Make a verbatim copy of the entries below; pictures stay out.

EXTRACTED DATA:
================================

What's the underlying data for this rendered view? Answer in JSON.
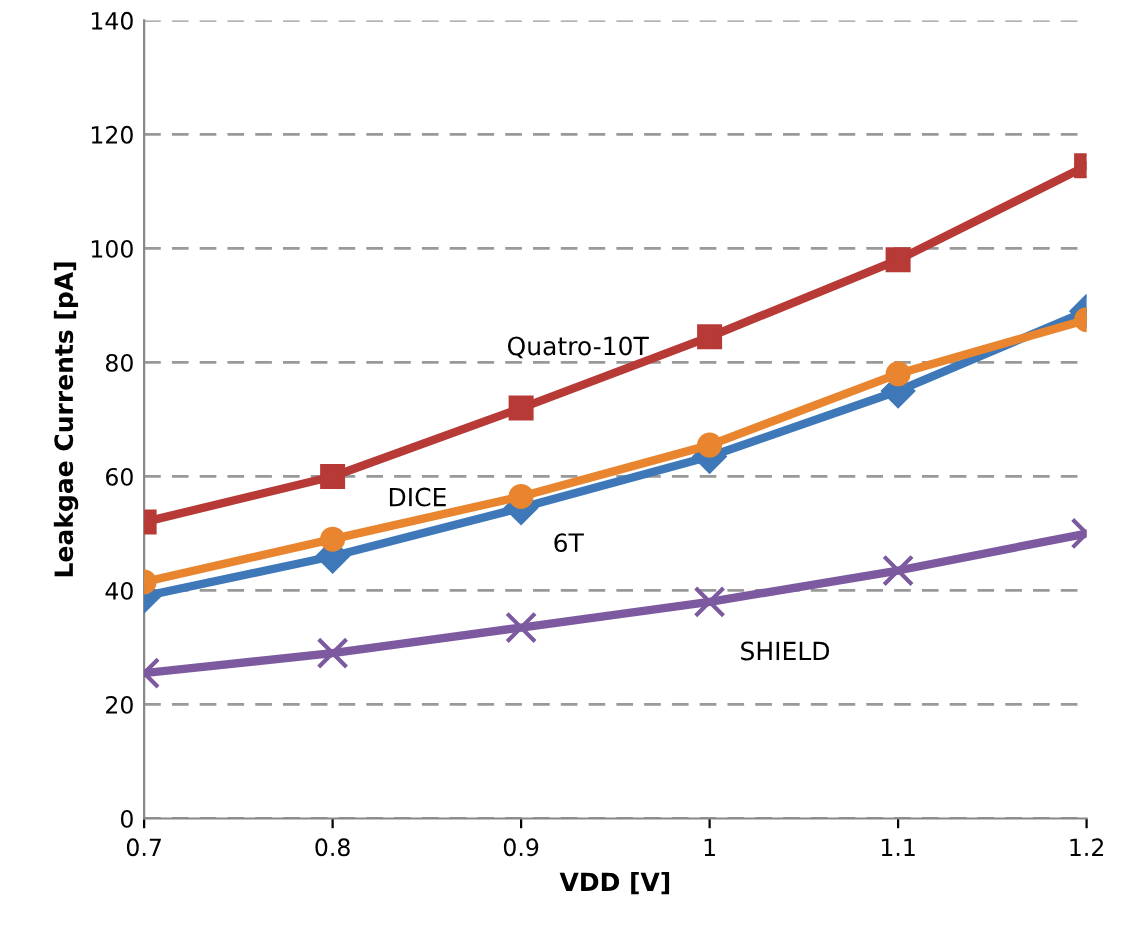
{
  "chart_data": {
    "type": "line",
    "xlabel": "VDD [V]",
    "ylabel": "Leakgae Currents [pA]",
    "x": [
      0.7,
      0.8,
      0.9,
      1.0,
      1.1,
      1.2
    ],
    "xlim": [
      0.7,
      1.2
    ],
    "xticks": [
      0.7,
      0.8,
      0.9,
      {
        "value": 1.0,
        "label": "1"
      },
      1.1,
      1.2
    ],
    "ylim": [
      0,
      140
    ],
    "yticks": [
      0,
      20,
      40,
      60,
      80,
      100,
      120,
      140
    ],
    "grid": "y",
    "legend": false,
    "series": [
      {
        "name": "Quatro-10T",
        "color": "#b73a36",
        "marker": "square",
        "values": [
          52,
          60,
          72,
          84.5,
          98,
          114.5
        ]
      },
      {
        "name": "DICE",
        "color": "#e8852e",
        "marker": "circle",
        "values": [
          41.5,
          49,
          56.5,
          65.5,
          78,
          87.5
        ]
      },
      {
        "name": "6T",
        "color": "#3e78b8",
        "marker": "diamond",
        "values": [
          39,
          46,
          54.5,
          63.5,
          75,
          89
        ]
      },
      {
        "name": "SHIELD",
        "color": "#7d5aa0",
        "marker": "cross",
        "values": [
          25.5,
          29,
          33.5,
          38,
          43.5,
          50
        ]
      }
    ]
  }
}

================================

ANSWER:
What's the underlying data for this rendered view? Answer in JSON.
{
  "chart_data": {
    "type": "line",
    "xlabel": "VDD [V]",
    "ylabel": "Leakgae Currents [pA]",
    "x": [
      0.7,
      0.8,
      0.9,
      1.0,
      1.1,
      1.2
    ],
    "xlim": [
      0.7,
      1.2
    ],
    "xticks": [
      0.7,
      0.8,
      0.9,
      {
        "value": 1.0,
        "label": "1"
      },
      1.1,
      1.2
    ],
    "ylim": [
      0,
      140
    ],
    "yticks": [
      0,
      20,
      40,
      60,
      80,
      100,
      120,
      140
    ],
    "grid": "y",
    "legend": false,
    "series": [
      {
        "name": "Quatro-10T",
        "color": "#b73a36",
        "marker": "square",
        "values": [
          52,
          60,
          72,
          84.5,
          98,
          114.5
        ]
      },
      {
        "name": "DICE",
        "color": "#e8852e",
        "marker": "circle",
        "values": [
          41.5,
          49,
          56.5,
          65.5,
          78,
          87.5
        ]
      },
      {
        "name": "6T",
        "color": "#3e78b8",
        "marker": "diamond",
        "values": [
          39,
          46,
          54.5,
          63.5,
          75,
          89
        ]
      },
      {
        "name": "SHIELD",
        "color": "#7d5aa0",
        "marker": "cross",
        "values": [
          25.5,
          29,
          33.5,
          38,
          43.5,
          50
        ]
      }
    ]
  }
}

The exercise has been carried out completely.